Dataset rows:
####################
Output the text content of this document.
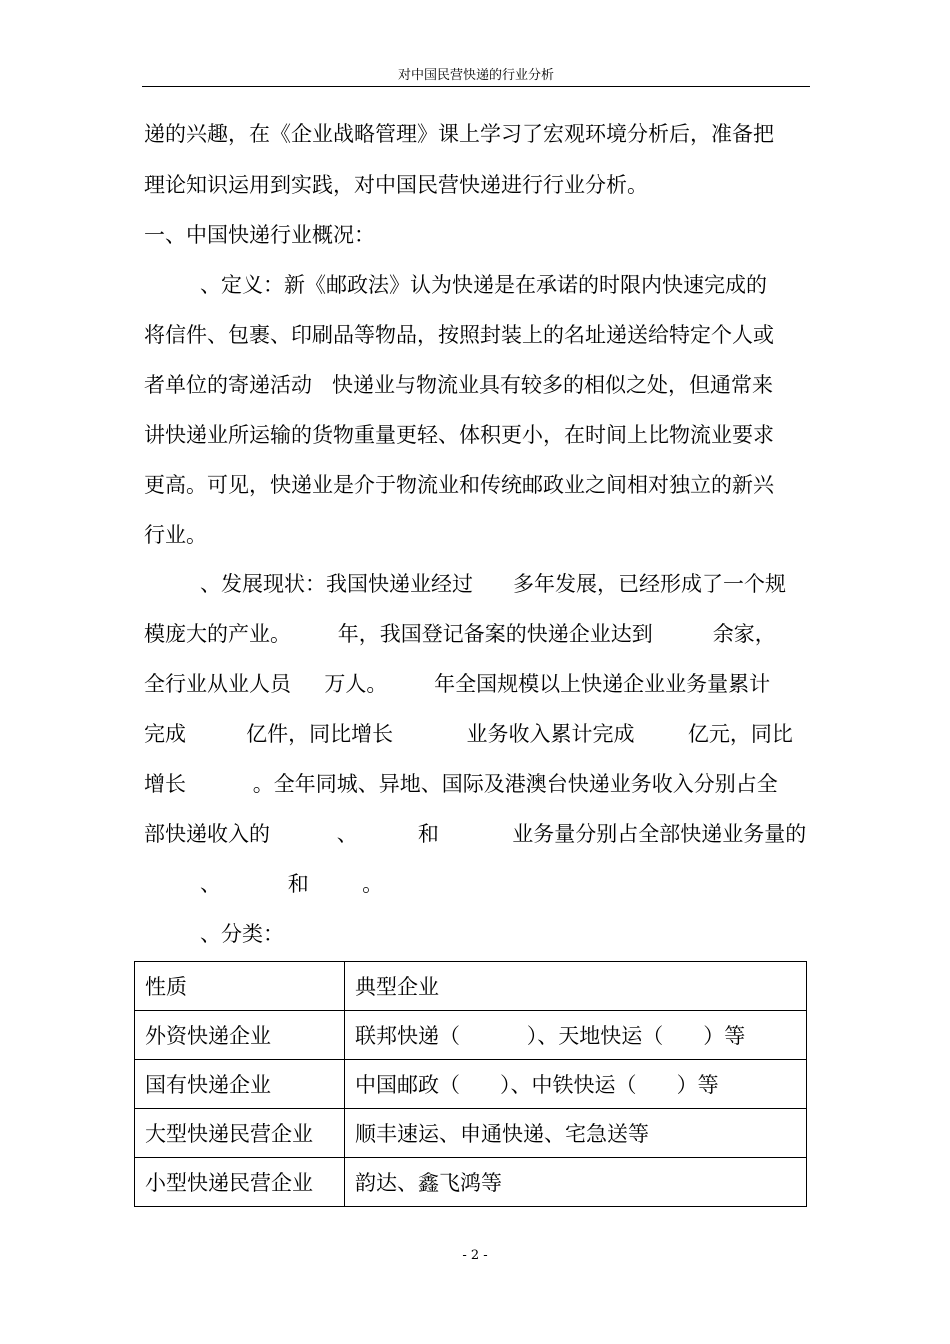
对中国民营快递的行业分析
递的兴趣，在《企业战略管理》课上学习了宏观环境分析后，准备把
理论知识运用到实践，对中国民营快递进行行业分析。
一、中国快递行业概况：
、定义：新《邮政法》认为快递是在承诺的时限内快速完成的
将信件、包裹、印刷品等物品，按照封装上的名址递送给特定个人或
者单位的寄递活动   快递业与物流业具有较多的相似之处，但通常来
讲快递业所运输的货物重量更轻、体积更小，在时间上比物流业要求
更高。可见，快递业是介于物流业和传统邮政业之间相对独立的新兴
行业。
、发展现状：我国快递业经过      多年发展，已经形成了一个规
模庞大的产业。       年，我国登记备案的快递企业达到         余家，
全行业从业人员     万人。       年全国规模以上快递企业业务量累计
完成         亿件，同比增长           业务收入累计完成        亿元，同比
增长          。全年同城、异地、国际及港澳台快递业务收入分别占全
部快递收入的          、         和           业务量分别占全部快递业务量的
、          和        。
、分类：
性质	典型企业
外资快递企业	联邦快递（          ）、天地快运（      ）等
国有快递企业	中国邮政（      ）、中铁快运（      ）等
大型快递民营企业	顺丰速运、申通快递、宅急送等
小型快递民营企业	韵达、鑫飞鸿等
- 2 -
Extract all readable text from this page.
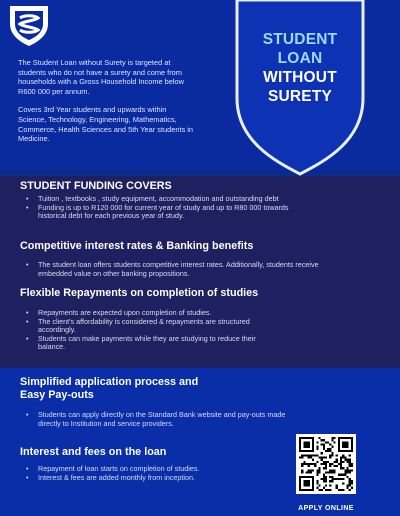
The Student Loan without Surety is targeted at students who do not have a surety and come from households with a Gross Household Income below R600 000 per annum.

Covers 3rd Year students and upwards within Science, Technology, Engineering, Mathematics, Commerce, Health Sciences and 5th Year students in Medicine.

STUDENT
LOAN
WITHOUT
SURETY
STUDENT FUNDING COVERS
• Tuition , textbooks , study equipment, accommodation and outstanding debt
• Funding is up to R120 000 for current year of study and up to R80 000 towards historical debt for each previous year of study.
Competitive interest rates & Banking benefits
• The student loan offers students competitive interest rates. Additionally, students receive embedded value on other banking propositions.
Flexible Repayments on completion of studies
• Repayments are expected upon completion of studies.
• The client's affordability is considered & repayments are structured accordingly.
• Students can make payments while they are studying to reduce their balance.
Simplified application process and
Easy Pay-outs
• Students can apply directly on the Standard Bank website and pay-outs made directly to Institution and service providers.
Interest and fees on the loan
• Repayment of loan starts on completion of studies.
• Interest & fees are added monthly from inception.
APPLY ONLINE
####################
Directive: From the listing above, pick out every line containing "completion".

Response:
Flexible Repayments on completion of studies
• Repayments are expected upon completion of studies.
• Repayment of loan starts on completion of studies.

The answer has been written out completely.